_EXERCISE TASK_
Work out how many lines in the entries below include the word "红外光学硫系玻璃测试方法". Give nothing but the number.

(Dataset excerpt)
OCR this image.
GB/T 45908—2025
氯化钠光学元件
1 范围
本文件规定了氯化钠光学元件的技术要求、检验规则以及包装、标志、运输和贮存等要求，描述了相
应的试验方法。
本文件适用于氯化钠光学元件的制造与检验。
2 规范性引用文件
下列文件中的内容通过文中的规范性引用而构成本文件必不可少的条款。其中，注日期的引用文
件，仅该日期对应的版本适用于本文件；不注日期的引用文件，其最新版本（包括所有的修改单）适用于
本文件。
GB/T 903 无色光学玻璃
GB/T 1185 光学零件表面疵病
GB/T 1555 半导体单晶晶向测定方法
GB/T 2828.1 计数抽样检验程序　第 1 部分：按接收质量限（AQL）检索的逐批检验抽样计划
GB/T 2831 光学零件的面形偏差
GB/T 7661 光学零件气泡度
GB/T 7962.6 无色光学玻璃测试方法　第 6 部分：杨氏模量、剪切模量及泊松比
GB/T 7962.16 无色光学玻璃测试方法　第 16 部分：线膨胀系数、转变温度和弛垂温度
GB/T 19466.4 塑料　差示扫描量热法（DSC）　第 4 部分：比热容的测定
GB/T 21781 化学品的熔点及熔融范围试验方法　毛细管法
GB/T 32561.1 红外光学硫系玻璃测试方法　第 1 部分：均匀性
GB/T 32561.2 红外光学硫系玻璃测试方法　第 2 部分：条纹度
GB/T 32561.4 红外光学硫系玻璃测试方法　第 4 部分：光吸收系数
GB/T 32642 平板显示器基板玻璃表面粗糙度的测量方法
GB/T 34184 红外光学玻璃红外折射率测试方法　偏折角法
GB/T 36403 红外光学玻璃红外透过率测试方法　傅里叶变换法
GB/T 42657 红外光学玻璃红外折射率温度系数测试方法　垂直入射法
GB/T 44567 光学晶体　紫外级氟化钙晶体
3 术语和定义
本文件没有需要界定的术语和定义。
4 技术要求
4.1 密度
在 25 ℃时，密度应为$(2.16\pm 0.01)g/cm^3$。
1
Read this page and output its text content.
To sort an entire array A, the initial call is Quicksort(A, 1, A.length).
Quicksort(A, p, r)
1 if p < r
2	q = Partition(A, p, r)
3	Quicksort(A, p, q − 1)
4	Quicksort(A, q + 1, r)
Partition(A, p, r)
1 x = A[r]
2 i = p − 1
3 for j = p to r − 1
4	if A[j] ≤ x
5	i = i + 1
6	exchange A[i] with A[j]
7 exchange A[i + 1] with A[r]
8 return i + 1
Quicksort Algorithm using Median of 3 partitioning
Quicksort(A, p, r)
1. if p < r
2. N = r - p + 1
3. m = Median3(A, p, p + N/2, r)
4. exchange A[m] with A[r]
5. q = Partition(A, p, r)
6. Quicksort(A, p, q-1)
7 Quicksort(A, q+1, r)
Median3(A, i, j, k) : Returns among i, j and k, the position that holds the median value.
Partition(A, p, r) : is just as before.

_PROBLEM SOLUTION_
3